--- Goal ---
Retype the full set of records. Keep every character identical.

--- Supplied records ---
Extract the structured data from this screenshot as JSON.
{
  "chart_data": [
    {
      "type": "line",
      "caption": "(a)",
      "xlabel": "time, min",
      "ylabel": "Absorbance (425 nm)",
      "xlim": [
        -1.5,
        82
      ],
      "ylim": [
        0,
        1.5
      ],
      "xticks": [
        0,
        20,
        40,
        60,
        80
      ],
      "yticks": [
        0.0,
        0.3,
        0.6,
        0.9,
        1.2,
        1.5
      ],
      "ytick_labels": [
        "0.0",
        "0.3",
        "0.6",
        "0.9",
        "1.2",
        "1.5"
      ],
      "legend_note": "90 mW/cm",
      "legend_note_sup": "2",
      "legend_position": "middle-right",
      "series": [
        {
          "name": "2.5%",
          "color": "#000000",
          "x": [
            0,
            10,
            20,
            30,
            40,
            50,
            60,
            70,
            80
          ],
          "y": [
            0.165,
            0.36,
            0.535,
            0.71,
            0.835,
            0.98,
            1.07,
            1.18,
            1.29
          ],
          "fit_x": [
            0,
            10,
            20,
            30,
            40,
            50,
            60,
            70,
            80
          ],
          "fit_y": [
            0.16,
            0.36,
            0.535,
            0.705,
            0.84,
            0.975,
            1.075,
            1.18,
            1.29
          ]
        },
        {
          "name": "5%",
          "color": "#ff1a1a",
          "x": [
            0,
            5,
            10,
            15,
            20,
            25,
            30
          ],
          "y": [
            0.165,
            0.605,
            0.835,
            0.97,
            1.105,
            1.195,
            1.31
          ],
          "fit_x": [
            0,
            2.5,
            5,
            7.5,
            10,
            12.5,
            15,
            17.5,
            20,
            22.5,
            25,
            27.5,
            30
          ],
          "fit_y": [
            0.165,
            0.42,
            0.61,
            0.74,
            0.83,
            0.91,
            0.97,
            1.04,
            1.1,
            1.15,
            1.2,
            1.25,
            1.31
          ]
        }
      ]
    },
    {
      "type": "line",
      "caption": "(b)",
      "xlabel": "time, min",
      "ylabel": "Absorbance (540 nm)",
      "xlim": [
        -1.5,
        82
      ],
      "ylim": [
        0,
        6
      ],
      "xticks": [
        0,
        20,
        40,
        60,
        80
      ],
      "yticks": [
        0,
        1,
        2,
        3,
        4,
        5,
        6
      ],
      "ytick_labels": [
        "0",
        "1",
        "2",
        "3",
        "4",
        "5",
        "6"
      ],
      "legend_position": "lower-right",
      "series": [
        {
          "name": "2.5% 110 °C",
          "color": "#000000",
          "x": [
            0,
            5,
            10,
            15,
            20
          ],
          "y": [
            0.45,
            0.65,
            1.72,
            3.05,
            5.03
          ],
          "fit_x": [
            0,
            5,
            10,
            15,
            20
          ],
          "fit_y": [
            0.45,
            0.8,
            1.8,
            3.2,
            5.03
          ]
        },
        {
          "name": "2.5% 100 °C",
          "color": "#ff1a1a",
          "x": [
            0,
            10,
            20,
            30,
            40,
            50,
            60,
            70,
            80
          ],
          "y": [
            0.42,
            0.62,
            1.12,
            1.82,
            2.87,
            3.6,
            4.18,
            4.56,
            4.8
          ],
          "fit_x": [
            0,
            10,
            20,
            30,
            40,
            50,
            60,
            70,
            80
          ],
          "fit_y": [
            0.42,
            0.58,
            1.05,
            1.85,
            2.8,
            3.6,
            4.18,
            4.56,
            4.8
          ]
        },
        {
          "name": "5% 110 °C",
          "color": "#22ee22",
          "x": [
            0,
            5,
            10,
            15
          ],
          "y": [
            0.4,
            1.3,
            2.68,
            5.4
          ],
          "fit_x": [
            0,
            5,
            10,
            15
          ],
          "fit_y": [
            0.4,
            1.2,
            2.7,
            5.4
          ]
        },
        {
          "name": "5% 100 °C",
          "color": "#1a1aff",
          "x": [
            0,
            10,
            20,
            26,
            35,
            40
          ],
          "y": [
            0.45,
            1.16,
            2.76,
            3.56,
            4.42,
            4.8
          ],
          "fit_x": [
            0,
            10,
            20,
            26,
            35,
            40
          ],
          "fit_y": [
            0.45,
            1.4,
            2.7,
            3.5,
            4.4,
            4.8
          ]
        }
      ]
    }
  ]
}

--- Solved problem ---
Extract the structured data from this screenshot as JSON.
{
  "chart_data": [
    {
      "type": "line",
      "caption": "(a)",
      "xlabel": "time, min",
      "ylabel": "Absorbance (425 nm)",
      "xlim": [
        -1.5,
        82
      ],
      "ylim": [
        0,
        1.5
      ],
      "xticks": [
        0,
        20,
        40,
        60,
        80
      ],
      "yticks": [
        0.0,
        0.3,
        0.6,
        0.9,
        1.2,
        1.5
      ],
      "ytick_labels": [
        "0.0",
        "0.3",
        "0.6",
        "0.9",
        "1.2",
        "1.5"
      ],
      "legend_note": "90 mW/cm",
      "legend_note_sup": "2",
      "legend_position": "middle-right",
      "series": [
        {
          "name": "2.5%",
          "color": "#000000",
          "x": [
            0,
            10,
            20,
            30,
            40,
            50,
            60,
            70,
            80
          ],
          "y": [
            0.165,
            0.36,
            0.535,
            0.71,
            0.835,
            0.98,
            1.07,
            1.18,
            1.29
          ],
          "fit_x": [
            0,
            10,
            20,
            30,
            40,
            50,
            60,
            70,
            80
          ],
          "fit_y": [
            0.16,
            0.36,
            0.535,
            0.705,
            0.84,
            0.975,
            1.075,
            1.18,
            1.29
          ]
        },
        {
          "name": "5%",
          "color": "#ff1a1a",
          "x": [
            0,
            5,
            10,
            15,
            20,
            25,
            30
          ],
          "y": [
            0.165,
            0.605,
            0.835,
            0.97,
            1.105,
            1.195,
            1.31
          ],
          "fit_x": [
            0,
            2.5,
            5,
            7.5,
            10,
            12.5,
            15,
            17.5,
            20,
            22.5,
            25,
            27.5,
            30
          ],
          "fit_y": [
            0.165,
            0.42,
            0.61,
            0.74,
            0.83,
            0.91,
            0.97,
            1.04,
            1.1,
            1.15,
            1.2,
            1.25,
            1.31
          ]
        }
      ]
    },
    {
      "type": "line",
      "caption": "(b)",
      "xlabel": "time, min",
      "ylabel": "Absorbance (540 nm)",
      "xlim": [
        -1.5,
        82
      ],
      "ylim": [
        0,
        6
      ],
      "xticks": [
        0,
        20,
        40,
        60,
        80
      ],
      "yticks": [
        0,
        1,
        2,
        3,
        4,
        5,
        6
      ],
      "ytick_labels": [
        "0",
        "1",
        "2",
        "3",
        "4",
        "5",
        "6"
      ],
      "legend_position": "lower-right",
      "series": [
        {
          "name": "2.5% 110 °C",
          "color": "#000000",
          "x": [
            0,
            5,
            10,
            15,
            20
          ],
          "y": [
            0.45,
            0.65,
            1.72,
            3.05,
            5.03
          ],
          "fit_x": [
            0,
            5,
            10,
            15,
            20
          ],
          "fit_y": [
            0.45,
            0.8,
            1.8,
            3.2,
            5.03
          ]
        },
        {
          "name": "2.5% 100 °C",
          "color": "#ff1a1a",
          "x": [
            0,
            10,
            20,
            30,
            40,
            50,
            60,
            70,
            80
          ],
          "y": [
            0.42,
            0.62,
            1.12,
            1.82,
            2.87,
            3.6,
            4.18,
            4.56,
            4.8
          ],
          "fit_x": [
            0,
            10,
            20,
            30,
            40,
            50,
            60,
            70,
            80
          ],
          "fit_y": [
            0.42,
            0.58,
            1.05,
            1.85,
            2.8,
            3.6,
            4.18,
            4.56,
            4.8
          ]
        },
        {
          "name": "5% 110 °C",
          "color": "#22ee22",
          "x": [
            0,
            5,
            10,
            15
          ],
          "y": [
            0.4,
            1.3,
            2.68,
            5.4
          ],
          "fit_x": [
            0,
            5,
            10,
            15
          ],
          "fit_y": [
            0.4,
            1.2,
            2.7,
            5.4
          ]
        },
        {
          "name": "5% 100 °C",
          "color": "#1a1aff",
          "x": [
            0,
            10,
            20,
            26,
            35,
            40
          ],
          "y": [
            0.45,
            1.16,
            2.76,
            3.56,
            4.42,
            4.8
          ],
          "fit_x": [
            0,
            10,
            20,
            26,
            35,
            40
          ],
          "fit_y": [
            0.45,
            1.4,
            2.7,
            3.5,
            4.4,
            4.8
          ]
        }
      ]
    }
  ]
}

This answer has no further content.